* WHAT IS REQUIRED
Copy each of the entries below word for word, leaving every line unchanged.

-- BEGIN PROVIDED RECORDS --

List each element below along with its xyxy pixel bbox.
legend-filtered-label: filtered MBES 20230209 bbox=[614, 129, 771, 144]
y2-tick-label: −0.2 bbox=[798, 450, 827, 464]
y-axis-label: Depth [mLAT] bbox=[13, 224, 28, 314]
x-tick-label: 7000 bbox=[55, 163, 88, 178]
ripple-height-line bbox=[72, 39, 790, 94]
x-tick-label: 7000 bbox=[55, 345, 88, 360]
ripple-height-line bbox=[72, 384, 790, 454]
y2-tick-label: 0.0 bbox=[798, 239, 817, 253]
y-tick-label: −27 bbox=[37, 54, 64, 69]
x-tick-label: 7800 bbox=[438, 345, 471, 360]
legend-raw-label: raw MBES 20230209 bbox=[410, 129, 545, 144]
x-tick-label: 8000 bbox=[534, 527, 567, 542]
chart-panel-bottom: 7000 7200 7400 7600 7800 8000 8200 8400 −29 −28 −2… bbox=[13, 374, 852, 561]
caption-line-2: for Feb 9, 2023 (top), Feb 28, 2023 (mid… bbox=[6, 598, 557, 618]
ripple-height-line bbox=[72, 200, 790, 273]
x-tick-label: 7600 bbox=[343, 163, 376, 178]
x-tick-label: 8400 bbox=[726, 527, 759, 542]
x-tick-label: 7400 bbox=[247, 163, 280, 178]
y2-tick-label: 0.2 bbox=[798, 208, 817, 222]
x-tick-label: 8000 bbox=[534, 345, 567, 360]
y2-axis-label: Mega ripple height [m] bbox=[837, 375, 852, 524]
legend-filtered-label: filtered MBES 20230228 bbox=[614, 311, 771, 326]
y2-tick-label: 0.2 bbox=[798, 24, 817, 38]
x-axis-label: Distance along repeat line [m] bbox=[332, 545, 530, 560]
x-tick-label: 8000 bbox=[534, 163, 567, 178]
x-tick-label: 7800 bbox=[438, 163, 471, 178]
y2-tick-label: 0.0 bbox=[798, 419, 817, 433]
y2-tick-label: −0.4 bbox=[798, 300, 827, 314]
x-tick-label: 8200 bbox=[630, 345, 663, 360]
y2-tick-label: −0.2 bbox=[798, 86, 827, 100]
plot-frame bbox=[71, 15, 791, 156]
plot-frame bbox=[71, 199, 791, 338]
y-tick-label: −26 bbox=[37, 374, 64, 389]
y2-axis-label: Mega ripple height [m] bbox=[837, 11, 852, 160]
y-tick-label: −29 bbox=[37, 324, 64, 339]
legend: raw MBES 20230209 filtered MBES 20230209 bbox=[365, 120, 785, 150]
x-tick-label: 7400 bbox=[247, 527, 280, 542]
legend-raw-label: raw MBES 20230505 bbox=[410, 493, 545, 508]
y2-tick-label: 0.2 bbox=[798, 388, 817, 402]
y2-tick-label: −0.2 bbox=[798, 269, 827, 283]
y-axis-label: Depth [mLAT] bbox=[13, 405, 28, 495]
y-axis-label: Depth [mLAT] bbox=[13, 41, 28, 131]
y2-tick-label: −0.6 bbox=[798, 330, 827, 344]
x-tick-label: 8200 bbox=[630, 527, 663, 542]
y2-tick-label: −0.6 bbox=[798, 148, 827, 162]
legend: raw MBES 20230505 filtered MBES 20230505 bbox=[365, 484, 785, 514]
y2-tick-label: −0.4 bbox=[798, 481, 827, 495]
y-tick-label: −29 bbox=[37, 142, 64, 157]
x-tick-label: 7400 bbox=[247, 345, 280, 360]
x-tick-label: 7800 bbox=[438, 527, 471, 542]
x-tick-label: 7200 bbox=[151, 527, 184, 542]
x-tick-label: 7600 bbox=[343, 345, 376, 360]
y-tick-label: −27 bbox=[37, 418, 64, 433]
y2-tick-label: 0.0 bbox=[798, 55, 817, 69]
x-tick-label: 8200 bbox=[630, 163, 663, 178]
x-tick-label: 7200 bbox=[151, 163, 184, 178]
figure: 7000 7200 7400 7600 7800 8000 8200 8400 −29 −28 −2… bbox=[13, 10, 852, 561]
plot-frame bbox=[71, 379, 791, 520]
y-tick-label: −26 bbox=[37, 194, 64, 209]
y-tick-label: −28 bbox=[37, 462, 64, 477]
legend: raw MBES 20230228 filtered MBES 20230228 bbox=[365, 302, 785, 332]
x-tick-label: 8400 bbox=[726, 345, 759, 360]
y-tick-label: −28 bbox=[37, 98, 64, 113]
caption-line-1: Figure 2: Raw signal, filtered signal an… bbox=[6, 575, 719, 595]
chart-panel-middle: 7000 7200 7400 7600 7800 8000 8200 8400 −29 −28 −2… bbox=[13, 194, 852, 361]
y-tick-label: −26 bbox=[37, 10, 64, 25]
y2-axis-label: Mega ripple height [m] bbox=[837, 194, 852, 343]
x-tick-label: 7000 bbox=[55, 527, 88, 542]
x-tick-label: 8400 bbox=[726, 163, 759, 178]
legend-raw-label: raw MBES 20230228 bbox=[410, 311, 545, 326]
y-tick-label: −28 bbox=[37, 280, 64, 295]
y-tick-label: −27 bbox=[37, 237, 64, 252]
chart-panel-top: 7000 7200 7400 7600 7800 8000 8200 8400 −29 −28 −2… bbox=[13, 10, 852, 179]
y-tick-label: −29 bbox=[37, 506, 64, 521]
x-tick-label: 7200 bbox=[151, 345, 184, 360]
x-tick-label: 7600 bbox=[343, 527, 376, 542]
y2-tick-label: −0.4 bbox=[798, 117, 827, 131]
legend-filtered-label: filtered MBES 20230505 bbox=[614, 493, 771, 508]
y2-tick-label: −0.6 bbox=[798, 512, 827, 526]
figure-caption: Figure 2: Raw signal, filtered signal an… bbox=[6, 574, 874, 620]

-- END PROVIDED RECORDS --

* REPLY TO THE TASK
List each element below along with its xyxy pixel bbox.
legend-filtered-label: filtered MBES 20230209 bbox=[614, 129, 771, 144]
y2-tick-label: −0.2 bbox=[798, 450, 827, 464]
y-axis-label: Depth [mLAT] bbox=[13, 224, 28, 314]
x-tick-label: 7000 bbox=[55, 163, 88, 178]
ripple-height-line bbox=[72, 39, 790, 94]
x-tick-label: 7000 bbox=[55, 345, 88, 360]
ripple-height-line bbox=[72, 384, 790, 454]
y2-tick-label: 0.0 bbox=[798, 239, 817, 253]
y-tick-label: −27 bbox=[37, 54, 64, 69]
x-tick-label: 7800 bbox=[438, 345, 471, 360]
legend-raw-label: raw MBES 20230209 bbox=[410, 129, 545, 144]
x-tick-label: 8000 bbox=[534, 527, 567, 542]
chart-panel-bottom: 7000 7200 7400 7600 7800 8000 8200 8400 −29 −28 −2… bbox=[13, 374, 852, 561]
caption-line-2: for Feb 9, 2023 (top), Feb 28, 2023 (mid… bbox=[6, 598, 557, 618]
ripple-height-line bbox=[72, 200, 790, 273]
x-tick-label: 7600 bbox=[343, 163, 376, 178]
x-tick-label: 8400 bbox=[726, 527, 759, 542]
x-tick-label: 7400 bbox=[247, 163, 280, 178]
y2-tick-label: 0.2 bbox=[798, 208, 817, 222]
x-tick-label: 8000 bbox=[534, 345, 567, 360]
y2-axis-label: Mega ripple height [m] bbox=[837, 375, 852, 524]
legend-filtered-label: filtered MBES 20230228 bbox=[614, 311, 771, 326]
y2-tick-label: 0.2 bbox=[798, 24, 817, 38]
x-axis-label: Distance along repeat line [m] bbox=[332, 545, 530, 560]
x-tick-label: 8000 bbox=[534, 163, 567, 178]
x-tick-label: 7800 bbox=[438, 163, 471, 178]
y2-tick-label: 0.0 bbox=[798, 419, 817, 433]
y2-tick-label: −0.4 bbox=[798, 300, 827, 314]
x-tick-label: 8200 bbox=[630, 345, 663, 360]
y2-tick-label: −0.2 bbox=[798, 86, 827, 100]
plot-frame bbox=[71, 15, 791, 156]
plot-frame bbox=[71, 199, 791, 338]
y-tick-label: −26 bbox=[37, 374, 64, 389]
y2-axis-label: Mega ripple height [m] bbox=[837, 11, 852, 160]
y-tick-label: −29 bbox=[37, 324, 64, 339]
legend: raw MBES 20230209 filtered MBES 20230209 bbox=[365, 120, 785, 150]
x-tick-label: 7400 bbox=[247, 527, 280, 542]
legend-raw-label: raw MBES 20230505 bbox=[410, 493, 545, 508]
y2-tick-label: 0.2 bbox=[798, 388, 817, 402]
y2-tick-label: −0.2 bbox=[798, 269, 827, 283]
y-axis-label: Depth [mLAT] bbox=[13, 405, 28, 495]
y-axis-label: Depth [mLAT] bbox=[13, 41, 28, 131]
y2-tick-label: −0.6 bbox=[798, 330, 827, 344]
x-tick-label: 8200 bbox=[630, 527, 663, 542]
y2-tick-label: −0.6 bbox=[798, 148, 827, 162]
legend: raw MBES 20230505 filtered MBES 20230505 bbox=[365, 484, 785, 514]
y2-tick-label: −0.4 bbox=[798, 481, 827, 495]
y-tick-label: −29 bbox=[37, 142, 64, 157]
x-tick-label: 7400 bbox=[247, 345, 280, 360]
x-tick-label: 7800 bbox=[438, 527, 471, 542]
x-tick-label: 7200 bbox=[151, 527, 184, 542]
x-tick-label: 7600 bbox=[343, 345, 376, 360]
y-tick-label: −27 bbox=[37, 418, 64, 433]
y2-tick-label: 0.0 bbox=[798, 55, 817, 69]
x-tick-label: 8200 bbox=[630, 163, 663, 178]
x-tick-label: 7200 bbox=[151, 163, 184, 178]
figure: 7000 7200 7400 7600 7800 8000 8200 8400 −29 −28 −2… bbox=[13, 10, 852, 561]
plot-frame bbox=[71, 379, 791, 520]
y-tick-label: −26 bbox=[37, 194, 64, 209]
y-tick-label: −28 bbox=[37, 462, 64, 477]
legend: raw MBES 20230228 filtered MBES 20230228 bbox=[365, 302, 785, 332]
x-tick-label: 8400 bbox=[726, 345, 759, 360]
y-tick-label: −28 bbox=[37, 98, 64, 113]
caption-line-1: Figure 2: Raw signal, filtered signal an… bbox=[6, 575, 719, 595]
chart-panel-middle: 7000 7200 7400 7600 7800 8000 8200 8400 −29 −28 −2… bbox=[13, 194, 852, 361]
y-tick-label: −26 bbox=[37, 10, 64, 25]
y2-axis-label: Mega ripple height [m] bbox=[837, 194, 852, 343]
x-tick-label: 7000 bbox=[55, 527, 88, 542]
x-tick-label: 8400 bbox=[726, 163, 759, 178]
legend-raw-label: raw MBES 20230228 bbox=[410, 311, 545, 326]
y-tick-label: −28 bbox=[37, 280, 64, 295]
y-tick-label: −27 bbox=[37, 237, 64, 252]
chart-panel-top: 7000 7200 7400 7600 7800 8000 8200 8400 −29 −28 −2… bbox=[13, 10, 852, 179]
y-tick-label: −29 bbox=[37, 506, 64, 521]
x-tick-label: 7200 bbox=[151, 345, 184, 360]
x-tick-label: 7600 bbox=[343, 527, 376, 542]
y2-tick-label: −0.4 bbox=[798, 117, 827, 131]
legend-filtered-label: filtered MBES 20230505 bbox=[614, 493, 771, 508]
y2-tick-label: −0.6 bbox=[798, 512, 827, 526]
figure-caption: Figure 2: Raw signal, filtered signal an… bbox=[6, 574, 874, 620]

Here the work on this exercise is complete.